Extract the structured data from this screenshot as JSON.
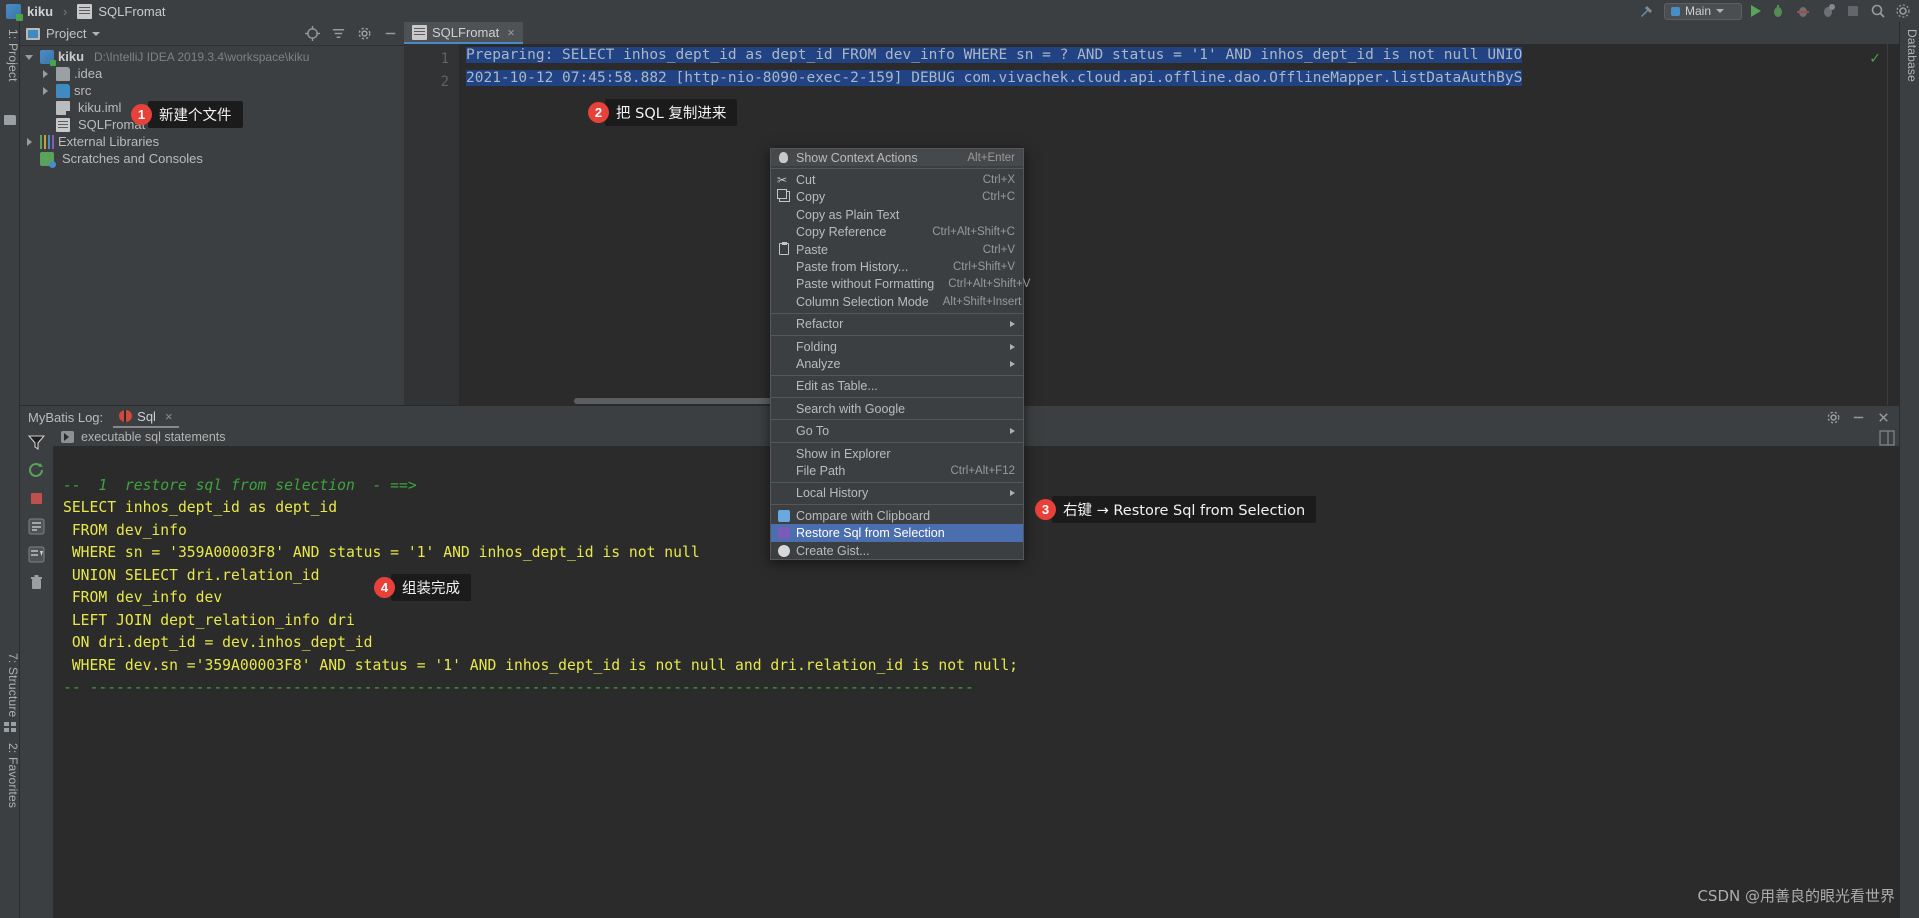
{
  "window": {
    "breadcrumb": {
      "project": "kiku",
      "file": "SQLFromat",
      "separator": "›"
    },
    "run_config": "Main"
  },
  "project_panel": {
    "title": "Project",
    "tree": [
      {
        "label": "kiku",
        "path": "D:\\IntelliJ IDEA 2019.3.4\\workspace\\kiku",
        "icon": "module-icon",
        "expanded": true,
        "depth": 0
      },
      {
        "label": ".idea",
        "path": "",
        "icon": "folder-icon",
        "expanded": false,
        "depth": 1
      },
      {
        "label": "src",
        "path": "",
        "icon": "source-folder-icon",
        "expanded": false,
        "depth": 1
      },
      {
        "label": "kiku.iml",
        "path": "",
        "icon": "iml-file-icon",
        "expanded": null,
        "depth": 1
      },
      {
        "label": "SQLFromat",
        "path": "",
        "icon": "text-file-icon",
        "expanded": null,
        "depth": 1
      },
      {
        "label": "External Libraries",
        "path": "",
        "icon": "libraries-icon",
        "expanded": false,
        "depth": 0
      },
      {
        "label": "Scratches and Consoles",
        "path": "",
        "icon": "scratches-icon",
        "expanded": null,
        "depth": 0
      }
    ]
  },
  "left_tool_strip": {
    "project_tab": "1: Project",
    "structure_tab": "7: Structure",
    "favorites_tab": "2: Favorites"
  },
  "right_tool_strip": {
    "database_tab": "Database"
  },
  "editor": {
    "tab_label": "SQLFromat",
    "tab_close": "×",
    "line_numbers": [
      "1",
      "2"
    ],
    "lines": [
      "Preparing: SELECT inhos_dept_id as dept_id FROM dev_info WHERE sn = ? AND status = '1' AND inhos_dept_id is not null UNIO",
      "2021-10-12 07:45:58.882 [http-nio-8090-exec-2-159] DEBUG com.vivachek.cloud.api.offline.dao.OfflineMapper.listDataAuthByS"
    ]
  },
  "context_menu": {
    "items": [
      {
        "label": "Show Context Actions",
        "shortcut": "Alt+Enter",
        "icon": "lightbulb-icon",
        "submenu": false,
        "state": "hover-first"
      },
      {
        "type": "separator"
      },
      {
        "label": "Cut",
        "shortcut": "Ctrl+X",
        "icon": "scissors-icon",
        "submenu": false
      },
      {
        "label": "Copy",
        "shortcut": "Ctrl+C",
        "icon": "copy-icon",
        "submenu": false
      },
      {
        "label": "Copy as Plain Text",
        "shortcut": "",
        "icon": "",
        "submenu": false
      },
      {
        "label": "Copy Reference",
        "shortcut": "Ctrl+Alt+Shift+C",
        "icon": "",
        "submenu": false
      },
      {
        "label": "Paste",
        "shortcut": "Ctrl+V",
        "icon": "paste-icon",
        "submenu": false
      },
      {
        "label": "Paste from History...",
        "shortcut": "Ctrl+Shift+V",
        "icon": "",
        "submenu": false
      },
      {
        "label": "Paste without Formatting",
        "shortcut": "Ctrl+Alt+Shift+V",
        "icon": "",
        "submenu": false
      },
      {
        "label": "Column Selection Mode",
        "shortcut": "Alt+Shift+Insert",
        "icon": "",
        "submenu": false
      },
      {
        "type": "separator"
      },
      {
        "label": "Refactor",
        "shortcut": "",
        "icon": "",
        "submenu": true
      },
      {
        "type": "separator"
      },
      {
        "label": "Folding",
        "shortcut": "",
        "icon": "",
        "submenu": true
      },
      {
        "label": "Analyze",
        "shortcut": "",
        "icon": "",
        "submenu": true
      },
      {
        "type": "separator"
      },
      {
        "label": "Edit as Table...",
        "shortcut": "",
        "icon": "",
        "submenu": false
      },
      {
        "type": "separator"
      },
      {
        "label": "Search with Google",
        "shortcut": "",
        "icon": "",
        "submenu": false
      },
      {
        "type": "separator"
      },
      {
        "label": "Go To",
        "shortcut": "",
        "icon": "",
        "submenu": true
      },
      {
        "type": "separator"
      },
      {
        "label": "Show in Explorer",
        "shortcut": "",
        "icon": "",
        "submenu": false
      },
      {
        "label": "File Path",
        "shortcut": "Ctrl+Alt+F12",
        "icon": "",
        "submenu": false
      },
      {
        "type": "separator"
      },
      {
        "label": "Local History",
        "shortcut": "",
        "icon": "",
        "submenu": true
      },
      {
        "type": "separator"
      },
      {
        "label": "Compare with Clipboard",
        "shortcut": "",
        "icon": "clipboard-compare-icon",
        "submenu": false
      },
      {
        "label": "Restore Sql from Selection",
        "shortcut": "",
        "icon": "restore-sql-icon",
        "submenu": false,
        "state": "selected"
      },
      {
        "label": "Create Gist...",
        "shortcut": "",
        "icon": "github-icon",
        "submenu": false
      }
    ]
  },
  "log_panel": {
    "title": "MyBatis Log:",
    "tab_label": "Sql",
    "tab_close": "×",
    "filter_label": "executable sql statements",
    "sql_lines": [
      {
        "text": "--  1  restore sql from selection  - ==>",
        "style": "comment"
      },
      {
        "text": "SELECT inhos_dept_id as dept_id",
        "style": "sql"
      },
      {
        "text": " FROM dev_info",
        "style": "sql"
      },
      {
        "text": " WHERE sn = '359A00003F8' AND status = '1' AND inhos_dept_id is not null",
        "style": "sql"
      },
      {
        "text": " UNION SELECT dri.relation_id",
        "style": "sql"
      },
      {
        "text": " FROM dev_info dev",
        "style": "sql"
      },
      {
        "text": " LEFT JOIN dept_relation_info dri",
        "style": "sql"
      },
      {
        "text": " ON dri.dept_id = dev.inhos_dept_id",
        "style": "sql"
      },
      {
        "text": " WHERE dev.sn ='359A00003F8' AND status = '1' AND inhos_dept_id is not null and dri.relation_id is not null;",
        "style": "sql"
      },
      {
        "text": "-- ----------------------------------------------------------------------------------------------------",
        "style": "dash"
      }
    ]
  },
  "callouts": [
    {
      "number": "1",
      "text": "新建个文件"
    },
    {
      "number": "2",
      "text": "把 SQL 复制进来"
    },
    {
      "number": "3",
      "text": "右键 → Restore Sql from Selection"
    },
    {
      "number": "4",
      "text": "组装完成"
    }
  ],
  "watermark": "CSDN @用善良的眼光看世界",
  "colors": {
    "accent_blue": "#4b6eaf",
    "selection_blue": "#214283",
    "sql_yellow": "#e8e84a",
    "comment_green": "#3ea33e",
    "badge_red": "#e8413a",
    "panel_bg": "#3c3f41",
    "editor_bg": "#2b2b2b"
  }
}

▸ **PROBLEM DESCRIPTION**:
Above are records; say how many of their lines contain the word "Ctrl", giving only the number.

▸ **ANSWER IN FULL**:
7